* Begin Supplied material *

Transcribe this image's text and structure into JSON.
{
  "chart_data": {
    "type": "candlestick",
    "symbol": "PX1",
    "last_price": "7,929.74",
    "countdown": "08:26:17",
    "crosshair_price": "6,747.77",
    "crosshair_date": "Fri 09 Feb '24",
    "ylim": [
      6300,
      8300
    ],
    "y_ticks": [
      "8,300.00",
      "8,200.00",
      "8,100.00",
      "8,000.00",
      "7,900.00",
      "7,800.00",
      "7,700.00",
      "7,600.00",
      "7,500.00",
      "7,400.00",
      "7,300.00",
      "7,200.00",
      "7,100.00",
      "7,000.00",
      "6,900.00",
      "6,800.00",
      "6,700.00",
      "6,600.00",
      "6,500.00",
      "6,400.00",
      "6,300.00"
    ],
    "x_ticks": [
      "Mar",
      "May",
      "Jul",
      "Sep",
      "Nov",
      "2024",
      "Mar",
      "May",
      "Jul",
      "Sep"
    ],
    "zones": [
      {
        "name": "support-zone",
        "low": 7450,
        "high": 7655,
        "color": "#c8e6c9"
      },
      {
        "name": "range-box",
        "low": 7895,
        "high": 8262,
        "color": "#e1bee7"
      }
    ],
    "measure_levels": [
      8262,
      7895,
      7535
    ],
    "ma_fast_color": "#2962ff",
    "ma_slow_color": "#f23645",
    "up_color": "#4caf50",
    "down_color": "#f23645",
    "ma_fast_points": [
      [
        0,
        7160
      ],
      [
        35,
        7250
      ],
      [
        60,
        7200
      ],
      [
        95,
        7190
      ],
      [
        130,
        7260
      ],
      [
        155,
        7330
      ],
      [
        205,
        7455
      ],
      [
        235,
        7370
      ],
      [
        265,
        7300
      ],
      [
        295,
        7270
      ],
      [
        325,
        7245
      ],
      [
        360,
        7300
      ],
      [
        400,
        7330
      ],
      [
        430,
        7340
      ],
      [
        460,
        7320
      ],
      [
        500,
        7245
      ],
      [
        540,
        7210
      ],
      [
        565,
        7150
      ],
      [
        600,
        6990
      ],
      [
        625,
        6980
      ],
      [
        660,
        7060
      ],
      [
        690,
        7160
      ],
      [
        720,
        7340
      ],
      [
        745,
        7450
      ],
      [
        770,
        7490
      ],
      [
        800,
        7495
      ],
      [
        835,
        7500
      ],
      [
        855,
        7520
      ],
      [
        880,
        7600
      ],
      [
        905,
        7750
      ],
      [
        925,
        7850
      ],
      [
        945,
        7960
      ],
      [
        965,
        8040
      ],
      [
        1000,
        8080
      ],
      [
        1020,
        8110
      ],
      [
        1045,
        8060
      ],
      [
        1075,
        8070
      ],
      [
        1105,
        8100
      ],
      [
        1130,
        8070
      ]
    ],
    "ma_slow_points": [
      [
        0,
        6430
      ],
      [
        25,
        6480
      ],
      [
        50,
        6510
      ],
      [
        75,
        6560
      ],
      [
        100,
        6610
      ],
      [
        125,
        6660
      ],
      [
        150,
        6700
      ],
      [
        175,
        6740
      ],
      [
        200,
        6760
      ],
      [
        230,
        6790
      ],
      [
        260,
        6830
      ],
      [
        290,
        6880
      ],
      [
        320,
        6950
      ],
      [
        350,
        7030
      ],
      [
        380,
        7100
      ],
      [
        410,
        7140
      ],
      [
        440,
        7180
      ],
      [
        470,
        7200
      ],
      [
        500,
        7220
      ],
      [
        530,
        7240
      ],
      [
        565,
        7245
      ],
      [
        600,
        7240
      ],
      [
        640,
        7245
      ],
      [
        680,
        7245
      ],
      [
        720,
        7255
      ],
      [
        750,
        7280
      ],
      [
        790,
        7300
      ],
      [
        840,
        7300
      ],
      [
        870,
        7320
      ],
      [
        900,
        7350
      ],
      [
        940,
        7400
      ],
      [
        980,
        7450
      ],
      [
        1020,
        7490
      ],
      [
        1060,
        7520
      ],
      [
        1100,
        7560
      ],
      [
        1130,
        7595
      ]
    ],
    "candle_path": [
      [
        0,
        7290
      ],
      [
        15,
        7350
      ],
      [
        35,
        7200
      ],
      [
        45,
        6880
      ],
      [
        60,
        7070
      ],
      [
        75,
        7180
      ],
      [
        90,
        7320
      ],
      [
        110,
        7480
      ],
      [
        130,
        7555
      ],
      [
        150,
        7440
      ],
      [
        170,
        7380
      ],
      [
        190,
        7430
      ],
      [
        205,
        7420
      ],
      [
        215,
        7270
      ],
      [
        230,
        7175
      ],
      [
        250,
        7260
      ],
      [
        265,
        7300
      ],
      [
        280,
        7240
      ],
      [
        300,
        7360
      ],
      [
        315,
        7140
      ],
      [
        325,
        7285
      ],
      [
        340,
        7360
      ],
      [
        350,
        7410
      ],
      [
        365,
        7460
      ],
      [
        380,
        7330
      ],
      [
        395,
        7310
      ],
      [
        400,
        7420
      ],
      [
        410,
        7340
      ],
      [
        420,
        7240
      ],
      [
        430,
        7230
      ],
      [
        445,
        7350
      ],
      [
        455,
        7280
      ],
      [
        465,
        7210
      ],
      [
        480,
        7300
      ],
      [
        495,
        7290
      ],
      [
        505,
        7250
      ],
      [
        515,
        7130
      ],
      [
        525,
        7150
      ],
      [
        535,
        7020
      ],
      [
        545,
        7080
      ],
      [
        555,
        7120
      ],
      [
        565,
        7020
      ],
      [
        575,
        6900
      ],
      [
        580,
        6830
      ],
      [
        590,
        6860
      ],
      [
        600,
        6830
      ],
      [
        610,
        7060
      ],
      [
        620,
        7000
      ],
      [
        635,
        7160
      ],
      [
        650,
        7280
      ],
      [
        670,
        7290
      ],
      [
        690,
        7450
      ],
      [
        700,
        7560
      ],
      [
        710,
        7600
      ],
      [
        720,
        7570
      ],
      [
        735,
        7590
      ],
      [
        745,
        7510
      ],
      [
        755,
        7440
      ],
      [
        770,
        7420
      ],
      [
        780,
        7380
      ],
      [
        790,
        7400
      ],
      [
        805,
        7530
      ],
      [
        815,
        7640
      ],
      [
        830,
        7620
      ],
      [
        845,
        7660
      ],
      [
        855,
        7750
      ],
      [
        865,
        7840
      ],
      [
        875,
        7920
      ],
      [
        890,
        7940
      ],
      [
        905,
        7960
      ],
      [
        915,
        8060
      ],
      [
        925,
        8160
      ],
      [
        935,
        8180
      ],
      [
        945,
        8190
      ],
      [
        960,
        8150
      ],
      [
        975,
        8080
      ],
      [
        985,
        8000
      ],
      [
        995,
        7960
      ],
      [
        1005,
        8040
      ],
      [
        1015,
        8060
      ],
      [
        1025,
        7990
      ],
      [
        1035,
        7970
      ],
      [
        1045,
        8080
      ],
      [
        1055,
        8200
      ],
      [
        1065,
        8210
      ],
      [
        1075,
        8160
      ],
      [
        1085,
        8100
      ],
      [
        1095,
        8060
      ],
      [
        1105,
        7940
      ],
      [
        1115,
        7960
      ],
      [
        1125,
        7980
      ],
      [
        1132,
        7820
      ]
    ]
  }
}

* End Supplied material *

Stated goal:
Retype the data exactly as given.

Answer to the problem:
Transcribe this image's text and structure into JSON.
{
  "chart_data": {
    "type": "candlestick",
    "symbol": "PX1",
    "last_price": "7,929.74",
    "countdown": "08:26:17",
    "crosshair_price": "6,747.77",
    "crosshair_date": "Fri 09 Feb '24",
    "ylim": [
      6300,
      8300
    ],
    "y_ticks": [
      "8,300.00",
      "8,200.00",
      "8,100.00",
      "8,000.00",
      "7,900.00",
      "7,800.00",
      "7,700.00",
      "7,600.00",
      "7,500.00",
      "7,400.00",
      "7,300.00",
      "7,200.00",
      "7,100.00",
      "7,000.00",
      "6,900.00",
      "6,800.00",
      "6,700.00",
      "6,600.00",
      "6,500.00",
      "6,400.00",
      "6,300.00"
    ],
    "x_ticks": [
      "Mar",
      "May",
      "Jul",
      "Sep",
      "Nov",
      "2024",
      "Mar",
      "May",
      "Jul",
      "Sep"
    ],
    "zones": [
      {
        "name": "support-zone",
        "low": 7450,
        "high": 7655,
        "color": "#c8e6c9"
      },
      {
        "name": "range-box",
        "low": 7895,
        "high": 8262,
        "color": "#e1bee7"
      }
    ],
    "measure_levels": [
      8262,
      7895,
      7535
    ],
    "ma_fast_color": "#2962ff",
    "ma_slow_color": "#f23645",
    "up_color": "#4caf50",
    "down_color": "#f23645",
    "ma_fast_points": [
      [
        0,
        7160
      ],
      [
        35,
        7250
      ],
      [
        60,
        7200
      ],
      [
        95,
        7190
      ],
      [
        130,
        7260
      ],
      [
        155,
        7330
      ],
      [
        205,
        7455
      ],
      [
        235,
        7370
      ],
      [
        265,
        7300
      ],
      [
        295,
        7270
      ],
      [
        325,
        7245
      ],
      [
        360,
        7300
      ],
      [
        400,
        7330
      ],
      [
        430,
        7340
      ],
      [
        460,
        7320
      ],
      [
        500,
        7245
      ],
      [
        540,
        7210
      ],
      [
        565,
        7150
      ],
      [
        600,
        6990
      ],
      [
        625,
        6980
      ],
      [
        660,
        7060
      ],
      [
        690,
        7160
      ],
      [
        720,
        7340
      ],
      [
        745,
        7450
      ],
      [
        770,
        7490
      ],
      [
        800,
        7495
      ],
      [
        835,
        7500
      ],
      [
        855,
        7520
      ],
      [
        880,
        7600
      ],
      [
        905,
        7750
      ],
      [
        925,
        7850
      ],
      [
        945,
        7960
      ],
      [
        965,
        8040
      ],
      [
        1000,
        8080
      ],
      [
        1020,
        8110
      ],
      [
        1045,
        8060
      ],
      [
        1075,
        8070
      ],
      [
        1105,
        8100
      ],
      [
        1130,
        8070
      ]
    ],
    "ma_slow_points": [
      [
        0,
        6430
      ],
      [
        25,
        6480
      ],
      [
        50,
        6510
      ],
      [
        75,
        6560
      ],
      [
        100,
        6610
      ],
      [
        125,
        6660
      ],
      [
        150,
        6700
      ],
      [
        175,
        6740
      ],
      [
        200,
        6760
      ],
      [
        230,
        6790
      ],
      [
        260,
        6830
      ],
      [
        290,
        6880
      ],
      [
        320,
        6950
      ],
      [
        350,
        7030
      ],
      [
        380,
        7100
      ],
      [
        410,
        7140
      ],
      [
        440,
        7180
      ],
      [
        470,
        7200
      ],
      [
        500,
        7220
      ],
      [
        530,
        7240
      ],
      [
        565,
        7245
      ],
      [
        600,
        7240
      ],
      [
        640,
        7245
      ],
      [
        680,
        7245
      ],
      [
        720,
        7255
      ],
      [
        750,
        7280
      ],
      [
        790,
        7300
      ],
      [
        840,
        7300
      ],
      [
        870,
        7320
      ],
      [
        900,
        7350
      ],
      [
        940,
        7400
      ],
      [
        980,
        7450
      ],
      [
        1020,
        7490
      ],
      [
        1060,
        7520
      ],
      [
        1100,
        7560
      ],
      [
        1130,
        7595
      ]
    ],
    "candle_path": [
      [
        0,
        7290
      ],
      [
        15,
        7350
      ],
      [
        35,
        7200
      ],
      [
        45,
        6880
      ],
      [
        60,
        7070
      ],
      [
        75,
        7180
      ],
      [
        90,
        7320
      ],
      [
        110,
        7480
      ],
      [
        130,
        7555
      ],
      [
        150,
        7440
      ],
      [
        170,
        7380
      ],
      [
        190,
        7430
      ],
      [
        205,
        7420
      ],
      [
        215,
        7270
      ],
      [
        230,
        7175
      ],
      [
        250,
        7260
      ],
      [
        265,
        7300
      ],
      [
        280,
        7240
      ],
      [
        300,
        7360
      ],
      [
        315,
        7140
      ],
      [
        325,
        7285
      ],
      [
        340,
        7360
      ],
      [
        350,
        7410
      ],
      [
        365,
        7460
      ],
      [
        380,
        7330
      ],
      [
        395,
        7310
      ],
      [
        400,
        7420
      ],
      [
        410,
        7340
      ],
      [
        420,
        7240
      ],
      [
        430,
        7230
      ],
      [
        445,
        7350
      ],
      [
        455,
        7280
      ],
      [
        465,
        7210
      ],
      [
        480,
        7300
      ],
      [
        495,
        7290
      ],
      [
        505,
        7250
      ],
      [
        515,
        7130
      ],
      [
        525,
        7150
      ],
      [
        535,
        7020
      ],
      [
        545,
        7080
      ],
      [
        555,
        7120
      ],
      [
        565,
        7020
      ],
      [
        575,
        6900
      ],
      [
        580,
        6830
      ],
      [
        590,
        6860
      ],
      [
        600,
        6830
      ],
      [
        610,
        7060
      ],
      [
        620,
        7000
      ],
      [
        635,
        7160
      ],
      [
        650,
        7280
      ],
      [
        670,
        7290
      ],
      [
        690,
        7450
      ],
      [
        700,
        7560
      ],
      [
        710,
        7600
      ],
      [
        720,
        7570
      ],
      [
        735,
        7590
      ],
      [
        745,
        7510
      ],
      [
        755,
        7440
      ],
      [
        770,
        7420
      ],
      [
        780,
        7380
      ],
      [
        790,
        7400
      ],
      [
        805,
        7530
      ],
      [
        815,
        7640
      ],
      [
        830,
        7620
      ],
      [
        845,
        7660
      ],
      [
        855,
        7750
      ],
      [
        865,
        7840
      ],
      [
        875,
        7920
      ],
      [
        890,
        7940
      ],
      [
        905,
        7960
      ],
      [
        915,
        8060
      ],
      [
        925,
        8160
      ],
      [
        935,
        8180
      ],
      [
        945,
        8190
      ],
      [
        960,
        8150
      ],
      [
        975,
        8080
      ],
      [
        985,
        8000
      ],
      [
        995,
        7960
      ],
      [
        1005,
        8040
      ],
      [
        1015,
        8060
      ],
      [
        1025,
        7990
      ],
      [
        1035,
        7970
      ],
      [
        1045,
        8080
      ],
      [
        1055,
        8200
      ],
      [
        1065,
        8210
      ],
      [
        1075,
        8160
      ],
      [
        1085,
        8100
      ],
      [
        1095,
        8060
      ],
      [
        1105,
        7940
      ],
      [
        1115,
        7960
      ],
      [
        1125,
        7980
      ],
      [
        1132,
        7820
      ]
    ]
  }
}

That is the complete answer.